+++ INFORMATION GIVEN

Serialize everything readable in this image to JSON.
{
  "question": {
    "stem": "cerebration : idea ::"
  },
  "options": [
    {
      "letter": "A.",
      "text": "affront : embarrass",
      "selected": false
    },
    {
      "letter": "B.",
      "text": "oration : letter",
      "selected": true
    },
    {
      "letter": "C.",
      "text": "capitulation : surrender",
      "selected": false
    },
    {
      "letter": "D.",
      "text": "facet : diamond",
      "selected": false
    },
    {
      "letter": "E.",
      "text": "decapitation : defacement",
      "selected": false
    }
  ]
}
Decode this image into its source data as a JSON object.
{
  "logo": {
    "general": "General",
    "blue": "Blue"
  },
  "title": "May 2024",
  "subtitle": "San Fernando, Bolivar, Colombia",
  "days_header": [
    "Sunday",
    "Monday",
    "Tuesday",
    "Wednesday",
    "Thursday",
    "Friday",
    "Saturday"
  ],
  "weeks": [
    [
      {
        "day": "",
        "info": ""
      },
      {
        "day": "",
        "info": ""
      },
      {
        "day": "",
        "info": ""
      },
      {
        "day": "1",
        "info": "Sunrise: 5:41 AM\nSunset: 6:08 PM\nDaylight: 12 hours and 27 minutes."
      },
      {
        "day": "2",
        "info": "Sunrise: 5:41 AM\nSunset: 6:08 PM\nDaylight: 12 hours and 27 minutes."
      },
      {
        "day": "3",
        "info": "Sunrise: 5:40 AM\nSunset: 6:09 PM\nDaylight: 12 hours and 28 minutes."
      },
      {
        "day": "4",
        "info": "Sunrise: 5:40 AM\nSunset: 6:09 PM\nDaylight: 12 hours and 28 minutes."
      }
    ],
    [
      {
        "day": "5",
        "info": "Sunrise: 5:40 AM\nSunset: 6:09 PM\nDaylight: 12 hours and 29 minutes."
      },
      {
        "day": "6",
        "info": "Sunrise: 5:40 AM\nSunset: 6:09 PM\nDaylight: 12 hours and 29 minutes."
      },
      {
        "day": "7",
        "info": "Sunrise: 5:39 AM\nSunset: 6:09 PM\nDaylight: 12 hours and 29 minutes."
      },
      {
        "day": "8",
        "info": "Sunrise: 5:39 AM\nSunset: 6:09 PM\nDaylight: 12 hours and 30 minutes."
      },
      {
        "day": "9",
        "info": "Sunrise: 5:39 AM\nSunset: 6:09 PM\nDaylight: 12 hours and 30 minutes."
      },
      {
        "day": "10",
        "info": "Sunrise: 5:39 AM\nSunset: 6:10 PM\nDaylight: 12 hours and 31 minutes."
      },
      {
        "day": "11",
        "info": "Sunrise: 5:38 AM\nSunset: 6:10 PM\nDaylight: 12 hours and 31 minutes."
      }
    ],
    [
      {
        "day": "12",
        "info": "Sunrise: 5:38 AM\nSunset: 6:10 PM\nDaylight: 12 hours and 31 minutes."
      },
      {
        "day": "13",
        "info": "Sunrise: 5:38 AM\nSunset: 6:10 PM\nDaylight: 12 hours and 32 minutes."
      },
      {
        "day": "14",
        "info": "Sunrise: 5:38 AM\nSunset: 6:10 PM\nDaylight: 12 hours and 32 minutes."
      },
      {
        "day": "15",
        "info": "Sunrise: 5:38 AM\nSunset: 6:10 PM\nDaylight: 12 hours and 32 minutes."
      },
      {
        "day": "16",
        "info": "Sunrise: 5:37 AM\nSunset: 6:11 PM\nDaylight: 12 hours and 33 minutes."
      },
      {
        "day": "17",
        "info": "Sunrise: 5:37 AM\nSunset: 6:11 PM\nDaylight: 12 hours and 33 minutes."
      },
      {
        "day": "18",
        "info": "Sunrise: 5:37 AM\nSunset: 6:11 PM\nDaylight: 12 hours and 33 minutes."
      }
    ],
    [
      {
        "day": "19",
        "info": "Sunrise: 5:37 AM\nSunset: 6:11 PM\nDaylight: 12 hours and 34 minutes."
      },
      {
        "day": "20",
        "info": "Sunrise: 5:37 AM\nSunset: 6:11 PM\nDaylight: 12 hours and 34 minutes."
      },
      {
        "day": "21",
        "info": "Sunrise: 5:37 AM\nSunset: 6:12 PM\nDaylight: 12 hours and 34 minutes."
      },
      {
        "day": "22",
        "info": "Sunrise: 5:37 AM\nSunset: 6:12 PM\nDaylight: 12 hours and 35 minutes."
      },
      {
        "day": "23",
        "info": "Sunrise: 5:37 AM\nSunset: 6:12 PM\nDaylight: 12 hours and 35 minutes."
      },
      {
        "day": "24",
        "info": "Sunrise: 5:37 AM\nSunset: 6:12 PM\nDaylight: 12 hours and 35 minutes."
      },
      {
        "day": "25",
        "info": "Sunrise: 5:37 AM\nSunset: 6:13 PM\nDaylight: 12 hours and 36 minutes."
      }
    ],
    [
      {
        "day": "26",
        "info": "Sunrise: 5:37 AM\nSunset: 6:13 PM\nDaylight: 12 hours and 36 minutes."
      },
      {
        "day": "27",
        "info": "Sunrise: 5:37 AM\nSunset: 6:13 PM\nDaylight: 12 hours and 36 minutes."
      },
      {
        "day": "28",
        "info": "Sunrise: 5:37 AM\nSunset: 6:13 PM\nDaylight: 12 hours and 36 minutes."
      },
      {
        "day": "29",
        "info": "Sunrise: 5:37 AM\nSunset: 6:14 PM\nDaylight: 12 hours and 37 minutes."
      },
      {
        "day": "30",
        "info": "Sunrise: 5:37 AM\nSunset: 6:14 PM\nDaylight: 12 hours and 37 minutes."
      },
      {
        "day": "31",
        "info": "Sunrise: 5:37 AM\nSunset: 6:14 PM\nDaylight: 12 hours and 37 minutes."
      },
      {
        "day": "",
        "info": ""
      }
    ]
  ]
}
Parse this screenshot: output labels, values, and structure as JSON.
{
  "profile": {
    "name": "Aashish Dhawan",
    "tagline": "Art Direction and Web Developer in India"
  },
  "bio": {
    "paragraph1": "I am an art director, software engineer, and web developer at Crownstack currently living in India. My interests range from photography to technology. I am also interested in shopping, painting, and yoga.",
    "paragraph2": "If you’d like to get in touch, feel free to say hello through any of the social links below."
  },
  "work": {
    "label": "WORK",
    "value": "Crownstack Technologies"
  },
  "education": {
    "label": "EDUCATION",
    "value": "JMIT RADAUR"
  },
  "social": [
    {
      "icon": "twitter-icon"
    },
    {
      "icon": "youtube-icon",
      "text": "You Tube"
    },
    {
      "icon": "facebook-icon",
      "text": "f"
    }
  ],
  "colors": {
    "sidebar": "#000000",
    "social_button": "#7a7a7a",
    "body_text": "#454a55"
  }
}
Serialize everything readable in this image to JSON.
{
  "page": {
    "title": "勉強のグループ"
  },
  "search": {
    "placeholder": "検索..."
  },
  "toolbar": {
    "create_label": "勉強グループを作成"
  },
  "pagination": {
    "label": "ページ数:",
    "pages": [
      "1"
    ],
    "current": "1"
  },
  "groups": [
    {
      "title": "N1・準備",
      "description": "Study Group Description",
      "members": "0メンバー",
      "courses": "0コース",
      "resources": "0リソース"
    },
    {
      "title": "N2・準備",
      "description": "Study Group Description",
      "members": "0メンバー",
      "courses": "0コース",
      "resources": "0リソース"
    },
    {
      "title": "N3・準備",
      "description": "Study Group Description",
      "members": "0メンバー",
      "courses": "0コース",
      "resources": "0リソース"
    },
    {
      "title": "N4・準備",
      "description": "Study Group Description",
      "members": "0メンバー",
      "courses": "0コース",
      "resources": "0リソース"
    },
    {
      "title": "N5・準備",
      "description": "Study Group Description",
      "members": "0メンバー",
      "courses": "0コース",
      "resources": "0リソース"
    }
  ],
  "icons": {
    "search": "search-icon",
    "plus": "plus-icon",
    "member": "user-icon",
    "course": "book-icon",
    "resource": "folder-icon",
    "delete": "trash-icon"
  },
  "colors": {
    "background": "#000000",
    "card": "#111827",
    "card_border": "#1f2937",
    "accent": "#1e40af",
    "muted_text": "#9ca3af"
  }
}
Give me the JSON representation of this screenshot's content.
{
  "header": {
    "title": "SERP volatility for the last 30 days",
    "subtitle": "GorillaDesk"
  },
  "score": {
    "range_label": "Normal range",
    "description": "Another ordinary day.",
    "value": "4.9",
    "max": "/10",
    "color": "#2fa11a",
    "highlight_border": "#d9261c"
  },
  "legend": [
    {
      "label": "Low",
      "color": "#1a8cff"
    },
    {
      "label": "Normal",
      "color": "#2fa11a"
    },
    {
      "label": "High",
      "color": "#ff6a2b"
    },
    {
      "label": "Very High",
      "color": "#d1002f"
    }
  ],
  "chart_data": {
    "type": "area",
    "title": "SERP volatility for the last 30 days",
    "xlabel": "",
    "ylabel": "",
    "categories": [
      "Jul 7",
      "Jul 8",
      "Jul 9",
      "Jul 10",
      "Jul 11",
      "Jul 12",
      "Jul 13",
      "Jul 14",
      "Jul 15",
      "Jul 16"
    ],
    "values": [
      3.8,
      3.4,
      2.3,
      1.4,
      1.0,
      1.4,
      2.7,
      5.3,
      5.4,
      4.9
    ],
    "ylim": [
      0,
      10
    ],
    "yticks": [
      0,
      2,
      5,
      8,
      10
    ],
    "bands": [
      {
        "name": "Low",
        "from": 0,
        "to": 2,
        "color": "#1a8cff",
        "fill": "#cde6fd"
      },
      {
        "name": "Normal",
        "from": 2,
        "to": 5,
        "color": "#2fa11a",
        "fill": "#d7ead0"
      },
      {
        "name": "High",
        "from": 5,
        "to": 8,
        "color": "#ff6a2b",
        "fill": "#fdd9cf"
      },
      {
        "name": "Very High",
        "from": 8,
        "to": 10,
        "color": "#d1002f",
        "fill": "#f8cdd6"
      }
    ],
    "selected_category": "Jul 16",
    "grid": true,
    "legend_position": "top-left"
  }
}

++++++

WRITTEN EXERCISE → Find the lines above holding the word "values" and show them.

REPLY →
Parse this screenshot: output labels, values, and structure as JSON.
    "values": [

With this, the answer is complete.